PROVIDED DATA =
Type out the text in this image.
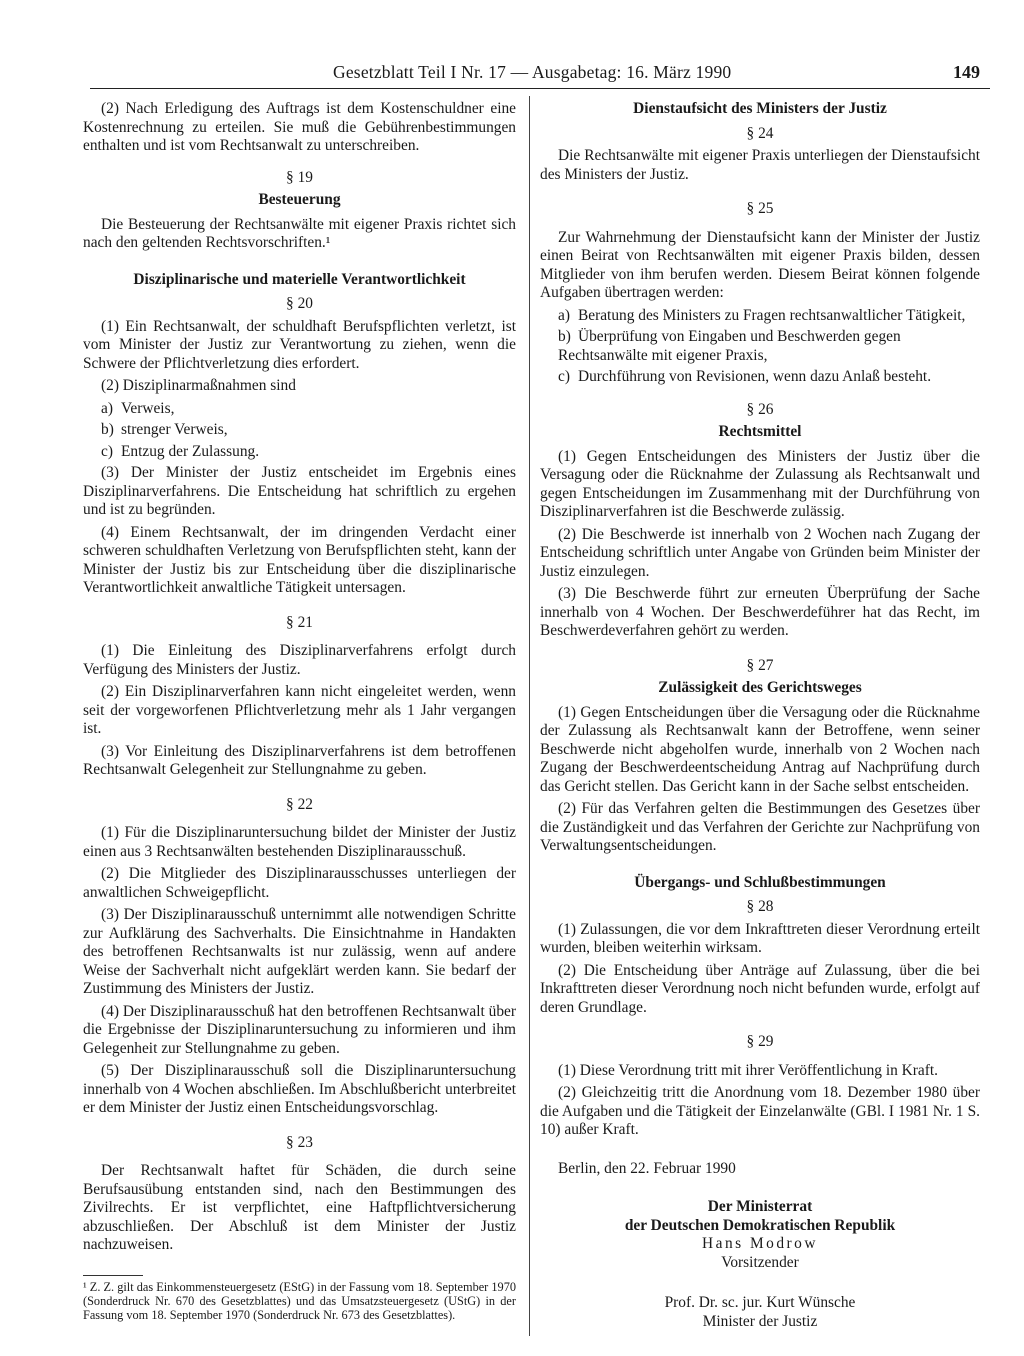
Gesetzblatt Teil I Nr. 17 — Ausgabetag: 16. März 1990	149

(2) Nach Erledigung des Auftrags ist dem Kostenschuldner eine Kostenrechnung zu erteilen. Sie muß die Gebührenbestimmungen enthalten und ist vom Rechtsanwalt zu unterschreiben.

§ 19
Besteuerung

Die Besteuerung der Rechtsanwälte mit eigener Praxis richtet sich nach den geltenden Rechtsvorschriften.¹

Disziplinarische und materielle Verantwortlichkeit
§ 20

(1) Ein Rechtsanwalt, der schuldhaft Berufspflichten verletzt, ist vom Minister der Justiz zur Verantwortung zu ziehen, wenn die Schwere der Pflichtverletzung dies erfordert.

(2) Disziplinarmaßnahmen sind

a) Verweis,
b) strenger Verweis,
c) Entzug der Zulassung.

(3) Der Minister der Justiz entscheidet im Ergebnis eines Disziplinarverfahrens. Die Entscheidung hat schriftlich zu ergehen und ist zu begründen.

(4) Einem Rechtsanwalt, der im dringenden Verdacht einer schweren schuldhaften Verletzung von Berufspflichten steht, kann der Minister der Justiz bis zur Entscheidung über die disziplinarische Verantwortlichkeit anwaltliche Tätigkeit untersagen.

§ 21

(1) Die Einleitung des Disziplinarverfahrens erfolgt durch Verfügung des Ministers der Justiz.

(2) Ein Disziplinarverfahren kann nicht eingeleitet werden, wenn seit der vorgeworfenen Pflichtverletzung mehr als 1 Jahr vergangen ist.

(3) Vor Einleitung des Disziplinarverfahrens ist dem betroffenen Rechtsanwalt Gelegenheit zur Stellungnahme zu geben.

§ 22

(1) Für die Disziplinaruntersuchung bildet der Minister der Justiz einen aus 3 Rechtsanwälten bestehenden Disziplinarausschuß.

(2) Die Mitglieder des Disziplinarausschusses unterliegen der anwaltlichen Schweigepflicht.

(3) Der Disziplinarausschuß unternimmt alle notwendigen Schritte zur Aufklärung des Sachverhalts. Die Einsichtnahme in Handakten des betroffenen Rechtsanwalts ist nur zulässig, wenn auf andere Weise der Sachverhalt nicht aufgeklärt werden kann. Sie bedarf der Zustimmung des Ministers der Justiz.

(4) Der Disziplinarausschuß hat den betroffenen Rechtsanwalt über die Ergebnisse der Disziplinaruntersuchung zu informieren und ihm Gelegenheit zur Stellungnahme zu geben.

(5) Der Disziplinarausschuß soll die Disziplinaruntersuchung innerhalb von 4 Wochen abschließen. Im Abschlußbericht unterbreitet er dem Minister der Justiz einen Entscheidungsvorschlag.

§ 23

Der Rechtsanwalt haftet für Schäden, die durch seine Berufsausübung entstanden sind, nach den Bestimmungen des Zivilrechts. Er ist verpflichtet, eine Haftpflichtversicherung abzuschließen. Der Abschluß ist dem Minister der Justiz nachzuweisen.

¹ Z. Z. gilt das Einkommensteuergesetz (EStG) in der Fassung vom 18. September 1970 (Sonderdruck Nr. 670 des Gesetzblattes) und das Umsatzsteuergesetz (UStG) in der Fassung vom 18. September 1970 (Sonderdruck Nr. 673 des Gesetzblattes).
Dienstaufsicht des Ministers der Justiz
§ 24

Die Rechtsanwälte mit eigener Praxis unterliegen der Dienstaufsicht des Ministers der Justiz.

§ 25

Zur Wahrnehmung der Dienstaufsicht kann der Minister der Justiz einen Beirat von Rechtsanwälten mit eigener Praxis bilden, dessen Mitglieder von ihm berufen werden. Diesem Beirat können folgende Aufgaben übertragen werden:

a) Beratung des Ministers zu Fragen rechtsanwaltlicher Tätigkeit,
b) Überprüfung von Eingaben und Beschwerden gegen Rechtsanwälte mit eigener Praxis,
c) Durchführung von Revisionen, wenn dazu Anlaß besteht.
§ 26
Rechtsmittel

(1) Gegen Entscheidungen des Ministers der Justiz über die Versagung oder die Rücknahme der Zulassung als Rechtsanwalt und gegen Entscheidungen im Zusammenhang mit der Durchführung von Disziplinarverfahren ist die Beschwerde zulässig.

(2) Die Beschwerde ist innerhalb von 2 Wochen nach Zugang der Entscheidung schriftlich unter Angabe von Gründen beim Minister der Justiz einzulegen.

(3) Die Beschwerde führt zur erneuten Überprüfung der Sache innerhalb von 4 Wochen. Der Beschwerdeführer hat das Recht, im Beschwerdeverfahren gehört zu werden.

§ 27
Zulässigkeit des Gerichtsweges

(1) Gegen Entscheidungen über die Versagung oder die Rücknahme der Zulassung als Rechtsanwalt kann der Betroffene, wenn seiner Beschwerde nicht abgeholfen wurde, innerhalb von 2 Wochen nach Zugang der Beschwerdeentscheidung Antrag auf Nachprüfung durch das Gericht stellen. Das Gericht kann in der Sache selbst entscheiden.

(2) Für das Verfahren gelten die Bestimmungen des Gesetzes über die Zuständigkeit und das Verfahren der Gerichte zur Nachprüfung von Verwaltungsentscheidungen.

Übergangs- und Schlußbestimmungen
§ 28

(1) Zulassungen, die vor dem Inkrafttreten dieser Verordnung erteilt wurden, bleiben weiterhin wirksam.

(2) Die Entscheidung über Anträge auf Zulassung, über die bei Inkrafttreten dieser Verordnung noch nicht befunden wurde, erfolgt auf deren Grundlage.

§ 29

(1) Diese Verordnung tritt mit ihrer Veröffentlichung in Kraft.

(2) Gleichzeitig tritt die Anordnung vom 18. Dezember 1980 über die Aufgaben und die Tätigkeit der Einzelanwälte (GBl. I 1981 Nr. 1 S. 10) außer Kraft.

Berlin, den 22. Februar 1990

Der Ministerrat
der Deutschen Demokratischen Republik
Hans Modrow
Vorsitzender
Prof. Dr. sc. jur. Kurt Wünsche
Minister der Justiz
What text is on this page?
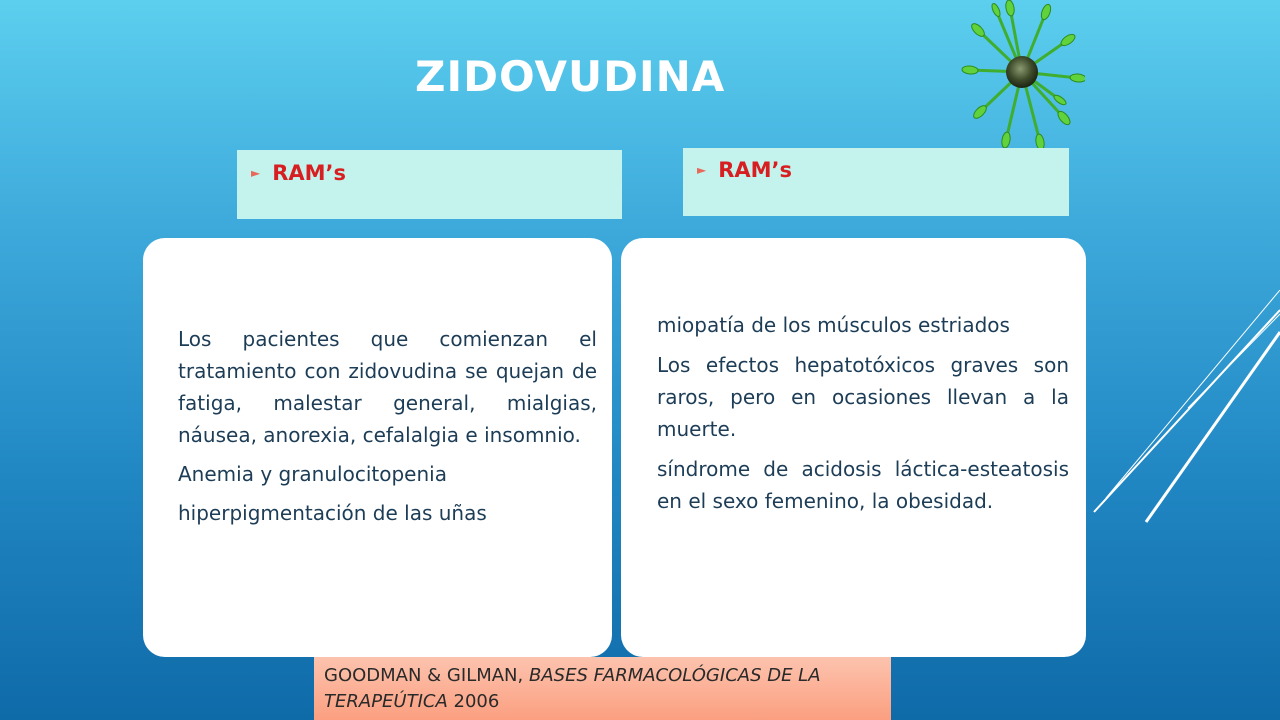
ZIDOVUDINA
► RAM’s	► RAM’s

Los pacientes que comienzan el tratamiento con zidovudina se quejan de fatiga, malestar general, mialgias, náusea, anorexia, cefalalgia e insomnio.

Anemia y granulocitopenia

hiperpigmentación de las uñas

miopatía de los músculos estriados

Los efectos hepatotóxicos graves son raros, pero en ocasiones llevan a la muerte.

síndrome de acidosis láctica-esteatosis en el sexo femenino, la obesidad.

GOODMAN & GILMAN, BASES FARMACOLÓGICAS DE LA TERAPEÚTICA 2006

WRITTEN TASK = Return the listing above word for word, with the pictures removed.

SOLUTION FOR THIS PROBLEM =
Type out the text in this image.
Gesetzblatt Teil I Nr. 17 — Ausgabetag: 16. März 1990	149

(2) Nach Erledigung des Auftrags ist dem Kostenschuldner eine Kostenrechnung zu erteilen. Sie muß die Gebührenbestimmungen enthalten und ist vom Rechtsanwalt zu unterschreiben.

§ 19
Besteuerung

Die Besteuerung der Rechtsanwälte mit eigener Praxis richtet sich nach den geltenden Rechtsvorschriften.¹

Disziplinarische und materielle Verantwortlichkeit
§ 20

(1) Ein Rechtsanwalt, der schuldhaft Berufspflichten verletzt, ist vom Minister der Justiz zur Verantwortung zu ziehen, wenn die Schwere der Pflichtverletzung dies erfordert.

(2) Disziplinarmaßnahmen sind

a) Verweis,
b) strenger Verweis,
c) Entzug der Zulassung.

(3) Der Minister der Justiz entscheidet im Ergebnis eines Disziplinarverfahrens. Die Entscheidung hat schriftlich zu ergehen und ist zu begründen.

(4) Einem Rechtsanwalt, der im dringenden Verdacht einer schweren schuldhaften Verletzung von Berufspflichten steht, kann der Minister der Justiz bis zur Entscheidung über die disziplinarische Verantwortlichkeit anwaltliche Tätigkeit untersagen.

§ 21

(1) Die Einleitung des Disziplinarverfahrens erfolgt durch Verfügung des Ministers der Justiz.

(2) Ein Disziplinarverfahren kann nicht eingeleitet werden, wenn seit der vorgeworfenen Pflichtverletzung mehr als 1 Jahr vergangen ist.

(3) Vor Einleitung des Disziplinarverfahrens ist dem betroffenen Rechtsanwalt Gelegenheit zur Stellungnahme zu geben.

§ 22

(1) Für die Disziplinaruntersuchung bildet der Minister der Justiz einen aus 3 Rechtsanwälten bestehenden Disziplinarausschuß.

(2) Die Mitglieder des Disziplinarausschusses unterliegen der anwaltlichen Schweigepflicht.

(3) Der Disziplinarausschuß unternimmt alle notwendigen Schritte zur Aufklärung des Sachverhalts. Die Einsichtnahme in Handakten des betroffenen Rechtsanwalts ist nur zulässig, wenn auf andere Weise der Sachverhalt nicht aufgeklärt werden kann. Sie bedarf der Zustimmung des Ministers der Justiz.

(4) Der Disziplinarausschuß hat den betroffenen Rechtsanwalt über die Ergebnisse der Disziplinaruntersuchung zu informieren und ihm Gelegenheit zur Stellungnahme zu geben.

(5) Der Disziplinarausschuß soll die Disziplinaruntersuchung innerhalb von 4 Wochen abschließen. Im Abschlußbericht unterbreitet er dem Minister der Justiz einen Entscheidungsvorschlag.

§ 23

Der Rechtsanwalt haftet für Schäden, die durch seine Berufsausübung entstanden sind, nach den Bestimmungen des Zivilrechts. Er ist verpflichtet, eine Haftpflichtversicherung abzuschließen. Der Abschluß ist dem Minister der Justiz nachzuweisen.

¹ Z. Z. gilt das Einkommensteuergesetz (EStG) in der Fassung vom 18. September 1970 (Sonderdruck Nr. 670 des Gesetzblattes) und das Umsatzsteuergesetz (UStG) in der Fassung vom 18. September 1970 (Sonderdruck Nr. 673 des Gesetzblattes).
Dienstaufsicht des Ministers der Justiz
§ 24

Die Rechtsanwälte mit eigener Praxis unterliegen der Dienstaufsicht des Ministers der Justiz.

§ 25

Zur Wahrnehmung der Dienstaufsicht kann der Minister der Justiz einen Beirat von Rechtsanwälten mit eigener Praxis bilden, dessen Mitglieder von ihm berufen werden. Diesem Beirat können folgende Aufgaben übertragen werden:

a) Beratung des Ministers zu Fragen rechtsanwaltlicher Tätigkeit,
b) Überprüfung von Eingaben und Beschwerden gegen Rechtsanwälte mit eigener Praxis,
c) Durchführung von Revisionen, wenn dazu Anlaß besteht.
§ 26
Rechtsmittel

(1) Gegen Entscheidungen des Ministers der Justiz über die Versagung oder die Rücknahme der Zulassung als Rechtsanwalt und gegen Entscheidungen im Zusammenhang mit der Durchführung von Disziplinarverfahren ist die Beschwerde zulässig.

(2) Die Beschwerde ist innerhalb von 2 Wochen nach Zugang der Entscheidung schriftlich unter Angabe von Gründen beim Minister der Justiz einzulegen.

(3) Die Beschwerde führt zur erneuten Überprüfung der Sache innerhalb von 4 Wochen. Der Beschwerdeführer hat das Recht, im Beschwerdeverfahren gehört zu werden.

§ 27
Zulässigkeit des Gerichtsweges

(1) Gegen Entscheidungen über die Versagung oder die Rücknahme der Zulassung als Rechtsanwalt kann der Betroffene, wenn seiner Beschwerde nicht abgeholfen wurde, innerhalb von 2 Wochen nach Zugang der Beschwerdeentscheidung Antrag auf Nachprüfung durch das Gericht stellen. Das Gericht kann in der Sache selbst entscheiden.

(2) Für das Verfahren gelten die Bestimmungen des Gesetzes über die Zuständigkeit und das Verfahren der Gerichte zur Nachprüfung von Verwaltungsentscheidungen.

Übergangs- und Schlußbestimmungen
§ 28

(1) Zulassungen, die vor dem Inkrafttreten dieser Verordnung erteilt wurden, bleiben weiterhin wirksam.

(2) Die Entscheidung über Anträge auf Zulassung, über die bei Inkrafttreten dieser Verordnung noch nicht befunden wurde, erfolgt auf deren Grundlage.

§ 29

(1) Diese Verordnung tritt mit ihrer Veröffentlichung in Kraft.

(2) Gleichzeitig tritt die Anordnung vom 18. Dezember 1980 über die Aufgaben und die Tätigkeit der Einzelanwälte (GBl. I 1981 Nr. 1 S. 10) außer Kraft.

Berlin, den 22. Februar 1990

Der Ministerrat
der Deutschen Demokratischen Republik
Hans Modrow
Vorsitzender
Prof. Dr. sc. jur. Kurt Wünsche
Minister der Justiz
What text is on this page?
ZIDOVUDINA
► RAM’s	► RAM’s

Los pacientes que comienzan el tratamiento con zidovudina se quejan de fatiga, malestar general, mialgias, náusea, anorexia, cefalalgia e insomnio.

Anemia y granulocitopenia

hiperpigmentación de las uñas

miopatía de los músculos estriados

Los efectos hepatotóxicos graves son raros, pero en ocasiones llevan a la muerte.

síndrome de acidosis láctica-esteatosis en el sexo femenino, la obesidad.

GOODMAN & GILMAN, BASES FARMACOLÓGICAS DE LA TERAPEÚTICA 2006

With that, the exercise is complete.